> TO BE DONE
Write the material out again, line by line, exactly as it is.

> DATASET RECORDS
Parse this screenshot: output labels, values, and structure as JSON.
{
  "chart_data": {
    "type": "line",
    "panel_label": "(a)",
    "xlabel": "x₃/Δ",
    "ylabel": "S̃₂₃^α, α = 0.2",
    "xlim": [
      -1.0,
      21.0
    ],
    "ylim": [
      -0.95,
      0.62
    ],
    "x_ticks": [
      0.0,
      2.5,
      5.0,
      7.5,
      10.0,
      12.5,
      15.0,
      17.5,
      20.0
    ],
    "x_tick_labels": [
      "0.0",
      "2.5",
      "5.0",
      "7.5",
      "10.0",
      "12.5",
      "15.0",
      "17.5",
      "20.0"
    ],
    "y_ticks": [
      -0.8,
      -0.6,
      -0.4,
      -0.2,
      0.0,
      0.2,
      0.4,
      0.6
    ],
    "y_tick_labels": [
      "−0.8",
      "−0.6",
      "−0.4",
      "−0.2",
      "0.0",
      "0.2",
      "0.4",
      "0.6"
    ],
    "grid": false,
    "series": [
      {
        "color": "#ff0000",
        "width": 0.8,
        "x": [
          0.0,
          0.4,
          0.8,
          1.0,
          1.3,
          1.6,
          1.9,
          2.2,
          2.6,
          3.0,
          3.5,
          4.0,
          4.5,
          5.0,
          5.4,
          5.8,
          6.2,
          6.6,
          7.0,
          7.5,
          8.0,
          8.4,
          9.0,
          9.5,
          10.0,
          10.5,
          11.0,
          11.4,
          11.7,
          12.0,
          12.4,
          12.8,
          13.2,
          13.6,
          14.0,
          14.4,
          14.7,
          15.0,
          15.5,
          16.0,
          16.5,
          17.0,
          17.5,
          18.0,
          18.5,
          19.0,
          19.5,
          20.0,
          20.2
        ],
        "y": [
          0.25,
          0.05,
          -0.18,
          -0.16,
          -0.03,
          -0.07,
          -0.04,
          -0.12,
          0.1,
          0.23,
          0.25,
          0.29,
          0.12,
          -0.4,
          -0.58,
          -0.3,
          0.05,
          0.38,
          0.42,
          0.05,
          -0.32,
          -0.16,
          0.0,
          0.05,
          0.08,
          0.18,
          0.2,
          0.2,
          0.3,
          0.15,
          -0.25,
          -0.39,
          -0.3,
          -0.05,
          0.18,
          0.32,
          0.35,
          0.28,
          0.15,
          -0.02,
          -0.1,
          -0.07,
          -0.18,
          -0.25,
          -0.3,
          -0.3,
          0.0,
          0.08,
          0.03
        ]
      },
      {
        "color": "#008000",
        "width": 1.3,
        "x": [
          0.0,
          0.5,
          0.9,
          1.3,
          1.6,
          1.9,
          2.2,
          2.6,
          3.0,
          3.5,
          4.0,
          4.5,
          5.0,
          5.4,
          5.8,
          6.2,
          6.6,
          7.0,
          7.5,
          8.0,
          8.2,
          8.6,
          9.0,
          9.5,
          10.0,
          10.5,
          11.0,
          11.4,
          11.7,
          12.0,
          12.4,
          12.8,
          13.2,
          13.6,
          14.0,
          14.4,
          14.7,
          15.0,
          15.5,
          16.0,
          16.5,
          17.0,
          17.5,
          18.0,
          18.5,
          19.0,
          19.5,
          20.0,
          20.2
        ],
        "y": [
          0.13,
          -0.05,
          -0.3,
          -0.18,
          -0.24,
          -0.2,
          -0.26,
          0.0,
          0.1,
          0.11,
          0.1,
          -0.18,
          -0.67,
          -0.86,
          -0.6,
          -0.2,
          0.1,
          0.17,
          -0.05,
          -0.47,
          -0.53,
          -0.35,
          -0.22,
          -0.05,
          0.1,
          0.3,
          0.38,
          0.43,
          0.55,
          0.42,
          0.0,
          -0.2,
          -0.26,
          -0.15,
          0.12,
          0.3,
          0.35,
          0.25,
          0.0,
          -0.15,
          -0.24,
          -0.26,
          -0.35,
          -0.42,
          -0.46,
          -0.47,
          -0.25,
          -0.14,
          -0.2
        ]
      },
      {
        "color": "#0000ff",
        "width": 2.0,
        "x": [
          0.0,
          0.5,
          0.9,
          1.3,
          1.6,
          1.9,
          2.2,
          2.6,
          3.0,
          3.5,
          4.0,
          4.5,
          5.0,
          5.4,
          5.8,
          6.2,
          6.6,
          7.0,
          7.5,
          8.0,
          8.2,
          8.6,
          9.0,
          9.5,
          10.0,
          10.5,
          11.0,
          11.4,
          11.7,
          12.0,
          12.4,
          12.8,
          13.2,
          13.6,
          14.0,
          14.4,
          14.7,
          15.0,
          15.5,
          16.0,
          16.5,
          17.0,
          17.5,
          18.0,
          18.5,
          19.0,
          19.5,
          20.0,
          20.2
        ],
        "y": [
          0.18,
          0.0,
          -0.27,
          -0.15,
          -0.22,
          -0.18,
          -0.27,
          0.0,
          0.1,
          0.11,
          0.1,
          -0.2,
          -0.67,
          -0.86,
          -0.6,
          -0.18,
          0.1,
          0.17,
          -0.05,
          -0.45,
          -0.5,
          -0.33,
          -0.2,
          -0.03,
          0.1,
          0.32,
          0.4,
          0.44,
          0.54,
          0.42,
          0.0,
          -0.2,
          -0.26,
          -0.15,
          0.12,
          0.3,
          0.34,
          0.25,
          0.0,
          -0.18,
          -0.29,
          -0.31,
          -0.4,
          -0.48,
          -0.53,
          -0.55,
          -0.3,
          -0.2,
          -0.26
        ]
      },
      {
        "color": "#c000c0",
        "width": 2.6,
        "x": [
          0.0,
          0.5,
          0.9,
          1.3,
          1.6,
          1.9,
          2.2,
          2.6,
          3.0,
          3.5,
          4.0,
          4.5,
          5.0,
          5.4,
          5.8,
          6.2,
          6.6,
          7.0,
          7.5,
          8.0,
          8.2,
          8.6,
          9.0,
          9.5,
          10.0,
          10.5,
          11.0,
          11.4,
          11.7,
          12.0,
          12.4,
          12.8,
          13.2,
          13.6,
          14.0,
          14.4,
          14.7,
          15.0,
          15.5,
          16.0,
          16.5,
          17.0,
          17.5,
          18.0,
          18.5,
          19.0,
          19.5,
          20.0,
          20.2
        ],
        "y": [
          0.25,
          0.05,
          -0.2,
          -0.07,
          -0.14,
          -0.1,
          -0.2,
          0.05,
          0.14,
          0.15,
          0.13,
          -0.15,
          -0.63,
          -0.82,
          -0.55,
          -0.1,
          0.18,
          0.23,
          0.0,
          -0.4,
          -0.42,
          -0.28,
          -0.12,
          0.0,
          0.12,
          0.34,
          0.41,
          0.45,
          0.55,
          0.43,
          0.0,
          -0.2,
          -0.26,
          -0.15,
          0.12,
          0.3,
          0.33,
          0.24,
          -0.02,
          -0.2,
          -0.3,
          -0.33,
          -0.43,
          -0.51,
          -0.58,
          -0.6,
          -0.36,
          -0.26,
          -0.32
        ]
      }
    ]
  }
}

> RESPONSE TO THIS TASK
Parse this screenshot: output labels, values, and structure as JSON.
{
  "chart_data": {
    "type": "line",
    "panel_label": "(a)",
    "xlabel": "x₃/Δ",
    "ylabel": "S̃₂₃^α, α = 0.2",
    "xlim": [
      -1.0,
      21.0
    ],
    "ylim": [
      -0.95,
      0.62
    ],
    "x_ticks": [
      0.0,
      2.5,
      5.0,
      7.5,
      10.0,
      12.5,
      15.0,
      17.5,
      20.0
    ],
    "x_tick_labels": [
      "0.0",
      "2.5",
      "5.0",
      "7.5",
      "10.0",
      "12.5",
      "15.0",
      "17.5",
      "20.0"
    ],
    "y_ticks": [
      -0.8,
      -0.6,
      -0.4,
      -0.2,
      0.0,
      0.2,
      0.4,
      0.6
    ],
    "y_tick_labels": [
      "−0.8",
      "−0.6",
      "−0.4",
      "−0.2",
      "0.0",
      "0.2",
      "0.4",
      "0.6"
    ],
    "grid": false,
    "series": [
      {
        "color": "#ff0000",
        "width": 0.8,
        "x": [
          0.0,
          0.4,
          0.8,
          1.0,
          1.3,
          1.6,
          1.9,
          2.2,
          2.6,
          3.0,
          3.5,
          4.0,
          4.5,
          5.0,
          5.4,
          5.8,
          6.2,
          6.6,
          7.0,
          7.5,
          8.0,
          8.4,
          9.0,
          9.5,
          10.0,
          10.5,
          11.0,
          11.4,
          11.7,
          12.0,
          12.4,
          12.8,
          13.2,
          13.6,
          14.0,
          14.4,
          14.7,
          15.0,
          15.5,
          16.0,
          16.5,
          17.0,
          17.5,
          18.0,
          18.5,
          19.0,
          19.5,
          20.0,
          20.2
        ],
        "y": [
          0.25,
          0.05,
          -0.18,
          -0.16,
          -0.03,
          -0.07,
          -0.04,
          -0.12,
          0.1,
          0.23,
          0.25,
          0.29,
          0.12,
          -0.4,
          -0.58,
          -0.3,
          0.05,
          0.38,
          0.42,
          0.05,
          -0.32,
          -0.16,
          0.0,
          0.05,
          0.08,
          0.18,
          0.2,
          0.2,
          0.3,
          0.15,
          -0.25,
          -0.39,
          -0.3,
          -0.05,
          0.18,
          0.32,
          0.35,
          0.28,
          0.15,
          -0.02,
          -0.1,
          -0.07,
          -0.18,
          -0.25,
          -0.3,
          -0.3,
          0.0,
          0.08,
          0.03
        ]
      },
      {
        "color": "#008000",
        "width": 1.3,
        "x": [
          0.0,
          0.5,
          0.9,
          1.3,
          1.6,
          1.9,
          2.2,
          2.6,
          3.0,
          3.5,
          4.0,
          4.5,
          5.0,
          5.4,
          5.8,
          6.2,
          6.6,
          7.0,
          7.5,
          8.0,
          8.2,
          8.6,
          9.0,
          9.5,
          10.0,
          10.5,
          11.0,
          11.4,
          11.7,
          12.0,
          12.4,
          12.8,
          13.2,
          13.6,
          14.0,
          14.4,
          14.7,
          15.0,
          15.5,
          16.0,
          16.5,
          17.0,
          17.5,
          18.0,
          18.5,
          19.0,
          19.5,
          20.0,
          20.2
        ],
        "y": [
          0.13,
          -0.05,
          -0.3,
          -0.18,
          -0.24,
          -0.2,
          -0.26,
          0.0,
          0.1,
          0.11,
          0.1,
          -0.18,
          -0.67,
          -0.86,
          -0.6,
          -0.2,
          0.1,
          0.17,
          -0.05,
          -0.47,
          -0.53,
          -0.35,
          -0.22,
          -0.05,
          0.1,
          0.3,
          0.38,
          0.43,
          0.55,
          0.42,
          0.0,
          -0.2,
          -0.26,
          -0.15,
          0.12,
          0.3,
          0.35,
          0.25,
          0.0,
          -0.15,
          -0.24,
          -0.26,
          -0.35,
          -0.42,
          -0.46,
          -0.47,
          -0.25,
          -0.14,
          -0.2
        ]
      },
      {
        "color": "#0000ff",
        "width": 2.0,
        "x": [
          0.0,
          0.5,
          0.9,
          1.3,
          1.6,
          1.9,
          2.2,
          2.6,
          3.0,
          3.5,
          4.0,
          4.5,
          5.0,
          5.4,
          5.8,
          6.2,
          6.6,
          7.0,
          7.5,
          8.0,
          8.2,
          8.6,
          9.0,
          9.5,
          10.0,
          10.5,
          11.0,
          11.4,
          11.7,
          12.0,
          12.4,
          12.8,
          13.2,
          13.6,
          14.0,
          14.4,
          14.7,
          15.0,
          15.5,
          16.0,
          16.5,
          17.0,
          17.5,
          18.0,
          18.5,
          19.0,
          19.5,
          20.0,
          20.2
        ],
        "y": [
          0.18,
          0.0,
          -0.27,
          -0.15,
          -0.22,
          -0.18,
          -0.27,
          0.0,
          0.1,
          0.11,
          0.1,
          -0.2,
          -0.67,
          -0.86,
          -0.6,
          -0.18,
          0.1,
          0.17,
          -0.05,
          -0.45,
          -0.5,
          -0.33,
          -0.2,
          -0.03,
          0.1,
          0.32,
          0.4,
          0.44,
          0.54,
          0.42,
          0.0,
          -0.2,
          -0.26,
          -0.15,
          0.12,
          0.3,
          0.34,
          0.25,
          0.0,
          -0.18,
          -0.29,
          -0.31,
          -0.4,
          -0.48,
          -0.53,
          -0.55,
          -0.3,
          -0.2,
          -0.26
        ]
      },
      {
        "color": "#c000c0",
        "width": 2.6,
        "x": [
          0.0,
          0.5,
          0.9,
          1.3,
          1.6,
          1.9,
          2.2,
          2.6,
          3.0,
          3.5,
          4.0,
          4.5,
          5.0,
          5.4,
          5.8,
          6.2,
          6.6,
          7.0,
          7.5,
          8.0,
          8.2,
          8.6,
          9.0,
          9.5,
          10.0,
          10.5,
          11.0,
          11.4,
          11.7,
          12.0,
          12.4,
          12.8,
          13.2,
          13.6,
          14.0,
          14.4,
          14.7,
          15.0,
          15.5,
          16.0,
          16.5,
          17.0,
          17.5,
          18.0,
          18.5,
          19.0,
          19.5,
          20.0,
          20.2
        ],
        "y": [
          0.25,
          0.05,
          -0.2,
          -0.07,
          -0.14,
          -0.1,
          -0.2,
          0.05,
          0.14,
          0.15,
          0.13,
          -0.15,
          -0.63,
          -0.82,
          -0.55,
          -0.1,
          0.18,
          0.23,
          0.0,
          -0.4,
          -0.42,
          -0.28,
          -0.12,
          0.0,
          0.12,
          0.34,
          0.41,
          0.45,
          0.55,
          0.43,
          0.0,
          -0.2,
          -0.26,
          -0.15,
          0.12,
          0.3,
          0.33,
          0.24,
          -0.02,
          -0.2,
          -0.3,
          -0.33,
          -0.43,
          -0.51,
          -0.58,
          -0.6,
          -0.36,
          -0.26,
          -0.32
        ]
      }
    ]
  }
}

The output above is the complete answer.